Output the material below in its entirety, exactly as given.

Dataset entries:
----

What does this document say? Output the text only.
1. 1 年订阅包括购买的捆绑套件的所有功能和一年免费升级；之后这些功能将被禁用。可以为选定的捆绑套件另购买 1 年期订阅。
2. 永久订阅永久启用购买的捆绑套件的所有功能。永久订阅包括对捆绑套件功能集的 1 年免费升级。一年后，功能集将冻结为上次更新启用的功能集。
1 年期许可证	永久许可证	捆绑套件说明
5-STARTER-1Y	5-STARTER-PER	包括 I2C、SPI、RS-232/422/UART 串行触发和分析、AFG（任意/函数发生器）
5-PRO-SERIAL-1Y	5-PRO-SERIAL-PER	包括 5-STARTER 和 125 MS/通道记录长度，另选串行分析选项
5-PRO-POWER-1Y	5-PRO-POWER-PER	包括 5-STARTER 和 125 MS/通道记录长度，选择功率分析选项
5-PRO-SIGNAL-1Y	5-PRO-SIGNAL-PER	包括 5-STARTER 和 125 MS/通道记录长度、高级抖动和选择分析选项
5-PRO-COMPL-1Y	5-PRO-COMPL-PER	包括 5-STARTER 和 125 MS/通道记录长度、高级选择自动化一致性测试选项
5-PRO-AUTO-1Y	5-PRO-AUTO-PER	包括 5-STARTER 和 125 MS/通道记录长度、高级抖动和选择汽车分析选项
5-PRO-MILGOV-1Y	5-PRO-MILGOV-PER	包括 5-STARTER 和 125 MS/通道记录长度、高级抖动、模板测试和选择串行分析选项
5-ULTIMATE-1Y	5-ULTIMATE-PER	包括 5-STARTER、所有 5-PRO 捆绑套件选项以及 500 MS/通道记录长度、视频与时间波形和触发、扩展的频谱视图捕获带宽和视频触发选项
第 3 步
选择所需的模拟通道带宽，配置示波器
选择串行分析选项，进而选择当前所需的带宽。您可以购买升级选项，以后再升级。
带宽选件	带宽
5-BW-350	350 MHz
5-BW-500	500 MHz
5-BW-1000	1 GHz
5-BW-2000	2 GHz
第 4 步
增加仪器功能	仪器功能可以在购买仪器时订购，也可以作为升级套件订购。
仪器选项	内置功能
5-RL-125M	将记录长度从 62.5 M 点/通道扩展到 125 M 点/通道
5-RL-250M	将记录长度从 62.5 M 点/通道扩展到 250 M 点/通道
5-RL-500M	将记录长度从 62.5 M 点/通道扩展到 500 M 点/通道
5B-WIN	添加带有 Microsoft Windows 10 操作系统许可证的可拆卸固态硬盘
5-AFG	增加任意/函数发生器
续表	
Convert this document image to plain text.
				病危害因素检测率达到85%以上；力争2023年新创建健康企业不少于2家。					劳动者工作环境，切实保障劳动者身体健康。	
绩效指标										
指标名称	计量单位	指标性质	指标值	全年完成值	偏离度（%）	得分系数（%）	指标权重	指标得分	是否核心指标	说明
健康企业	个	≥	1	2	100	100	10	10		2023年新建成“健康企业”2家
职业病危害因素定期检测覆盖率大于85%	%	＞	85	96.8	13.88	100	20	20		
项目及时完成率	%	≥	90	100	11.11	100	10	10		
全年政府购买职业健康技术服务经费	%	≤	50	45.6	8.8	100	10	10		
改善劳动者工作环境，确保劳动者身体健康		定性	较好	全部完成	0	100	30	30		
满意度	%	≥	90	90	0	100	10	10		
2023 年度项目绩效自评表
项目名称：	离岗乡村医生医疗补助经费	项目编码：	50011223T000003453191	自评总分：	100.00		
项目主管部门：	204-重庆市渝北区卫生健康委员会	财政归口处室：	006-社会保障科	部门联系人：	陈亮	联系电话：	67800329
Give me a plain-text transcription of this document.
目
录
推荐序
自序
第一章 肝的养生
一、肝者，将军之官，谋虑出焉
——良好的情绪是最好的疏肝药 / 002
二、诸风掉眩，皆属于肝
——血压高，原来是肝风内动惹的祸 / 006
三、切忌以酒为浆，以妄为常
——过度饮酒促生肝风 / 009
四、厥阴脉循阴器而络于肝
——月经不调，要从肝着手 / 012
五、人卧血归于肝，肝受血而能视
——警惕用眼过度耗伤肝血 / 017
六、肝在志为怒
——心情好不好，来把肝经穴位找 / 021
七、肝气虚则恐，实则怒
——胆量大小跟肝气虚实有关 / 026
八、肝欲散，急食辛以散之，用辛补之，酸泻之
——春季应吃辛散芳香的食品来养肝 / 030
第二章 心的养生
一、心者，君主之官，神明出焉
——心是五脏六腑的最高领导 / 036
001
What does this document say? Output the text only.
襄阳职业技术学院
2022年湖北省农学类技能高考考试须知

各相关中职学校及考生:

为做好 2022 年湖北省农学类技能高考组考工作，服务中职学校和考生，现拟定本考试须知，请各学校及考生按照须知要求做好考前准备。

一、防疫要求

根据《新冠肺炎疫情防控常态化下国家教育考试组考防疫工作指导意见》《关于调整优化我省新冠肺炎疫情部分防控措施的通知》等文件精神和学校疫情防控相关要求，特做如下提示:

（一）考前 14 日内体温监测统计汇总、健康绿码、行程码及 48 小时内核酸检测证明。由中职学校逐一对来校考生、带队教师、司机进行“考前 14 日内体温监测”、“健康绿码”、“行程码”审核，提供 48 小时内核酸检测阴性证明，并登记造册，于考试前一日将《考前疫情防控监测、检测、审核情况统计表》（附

----

ANSWER ::
What does this document say? Output the text only.
1. 1 年订阅包括购买的捆绑套件的所有功能和一年免费升级；之后这些功能将被禁用。可以为选定的捆绑套件另购买 1 年期订阅。
2. 永久订阅永久启用购买的捆绑套件的所有功能。永久订阅包括对捆绑套件功能集的 1 年免费升级。一年后，功能集将冻结为上次更新启用的功能集。
1 年期许可证	永久许可证	捆绑套件说明
5-STARTER-1Y	5-STARTER-PER	包括 I2C、SPI、RS-232/422/UART 串行触发和分析、AFG（任意/函数发生器）
5-PRO-SERIAL-1Y	5-PRO-SERIAL-PER	包括 5-STARTER 和 125 MS/通道记录长度，另选串行分析选项
5-PRO-POWER-1Y	5-PRO-POWER-PER	包括 5-STARTER 和 125 MS/通道记录长度，选择功率分析选项
5-PRO-SIGNAL-1Y	5-PRO-SIGNAL-PER	包括 5-STARTER 和 125 MS/通道记录长度、高级抖动和选择分析选项
5-PRO-COMPL-1Y	5-PRO-COMPL-PER	包括 5-STARTER 和 125 MS/通道记录长度、高级选择自动化一致性测试选项
5-PRO-AUTO-1Y	5-PRO-AUTO-PER	包括 5-STARTER 和 125 MS/通道记录长度、高级抖动和选择汽车分析选项
5-PRO-MILGOV-1Y	5-PRO-MILGOV-PER	包括 5-STARTER 和 125 MS/通道记录长度、高级抖动、模板测试和选择串行分析选项
5-ULTIMATE-1Y	5-ULTIMATE-PER	包括 5-STARTER、所有 5-PRO 捆绑套件选项以及 500 MS/通道记录长度、视频与时间波形和触发、扩展的频谱视图捕获带宽和视频触发选项
第 3 步
选择所需的模拟通道带宽，配置示波器
选择串行分析选项，进而选择当前所需的带宽。您可以购买升级选项，以后再升级。
带宽选件	带宽
5-BW-350	350 MHz
5-BW-500	500 MHz
5-BW-1000	1 GHz
5-BW-2000	2 GHz
第 4 步
增加仪器功能	仪器功能可以在购买仪器时订购，也可以作为升级套件订购。
仪器选项	内置功能
5-RL-125M	将记录长度从 62.5 M 点/通道扩展到 125 M 点/通道
5-RL-250M	将记录长度从 62.5 M 点/通道扩展到 250 M 点/通道
5-RL-500M	将记录长度从 62.5 M 点/通道扩展到 500 M 点/通道
5B-WIN	添加带有 Microsoft Windows 10 操作系统许可证的可拆卸固态硬盘
5-AFG	增加任意/函数发生器
续表	
Convert this document image to plain text.
				病危害因素检测率达到85%以上；力争2023年新创建健康企业不少于2家。					劳动者工作环境，切实保障劳动者身体健康。	
绩效指标										
指标名称	计量单位	指标性质	指标值	全年完成值	偏离度（%）	得分系数（%）	指标权重	指标得分	是否核心指标	说明
健康企业	个	≥	1	2	100	100	10	10		2023年新建成“健康企业”2家
职业病危害因素定期检测覆盖率大于85%	%	＞	85	96.8	13.88	100	20	20		
项目及时完成率	%	≥	90	100	11.11	100	10	10		
全年政府购买职业健康技术服务经费	%	≤	50	45.6	8.8	100	10	10		
改善劳动者工作环境，确保劳动者身体健康		定性	较好	全部完成	0	100	30	30		
满意度	%	≥	90	90	0	100	10	10		
2023 年度项目绩效自评表
项目名称：	离岗乡村医生医疗补助经费	项目编码：	50011223T000003453191	自评总分：	100.00		
项目主管部门：	204-重庆市渝北区卫生健康委员会	财政归口处室：	006-社会保障科	部门联系人：	陈亮	联系电话：	67800329
Give me a plain-text transcription of this document.
目
录
推荐序
自序
第一章 肝的养生
一、肝者，将军之官，谋虑出焉
——良好的情绪是最好的疏肝药 / 002
二、诸风掉眩，皆属于肝
——血压高，原来是肝风内动惹的祸 / 006
三、切忌以酒为浆，以妄为常
——过度饮酒促生肝风 / 009
四、厥阴脉循阴器而络于肝
——月经不调，要从肝着手 / 012
五、人卧血归于肝，肝受血而能视
——警惕用眼过度耗伤肝血 / 017
六、肝在志为怒
——心情好不好，来把肝经穴位找 / 021
七、肝气虚则恐，实则怒
——胆量大小跟肝气虚实有关 / 026
八、肝欲散，急食辛以散之，用辛补之，酸泻之
——春季应吃辛散芳香的食品来养肝 / 030
第二章 心的养生
一、心者，君主之官，神明出焉
——心是五脏六腑的最高领导 / 036
001
What does this document say? Output the text only.
襄阳职业技术学院
2022年湖北省农学类技能高考考试须知

各相关中职学校及考生:

为做好 2022 年湖北省农学类技能高考组考工作，服务中职学校和考生，现拟定本考试须知，请各学校及考生按照须知要求做好考前准备。

一、防疫要求

根据《新冠肺炎疫情防控常态化下国家教育考试组考防疫工作指导意见》《关于调整优化我省新冠肺炎疫情部分防控措施的通知》等文件精神和学校疫情防控相关要求，特做如下提示:

（一）考前 14 日内体温监测统计汇总、健康绿码、行程码及 48 小时内核酸检测证明。由中职学校逐一对来校考生、带队教师、司机进行“考前 14 日内体温监测”、“健康绿码”、“行程码”审核，提供 48 小时内核酸检测阴性证明，并登记造册，于考试前一日将《考前疫情防控监测、检测、审核情况统计表》（附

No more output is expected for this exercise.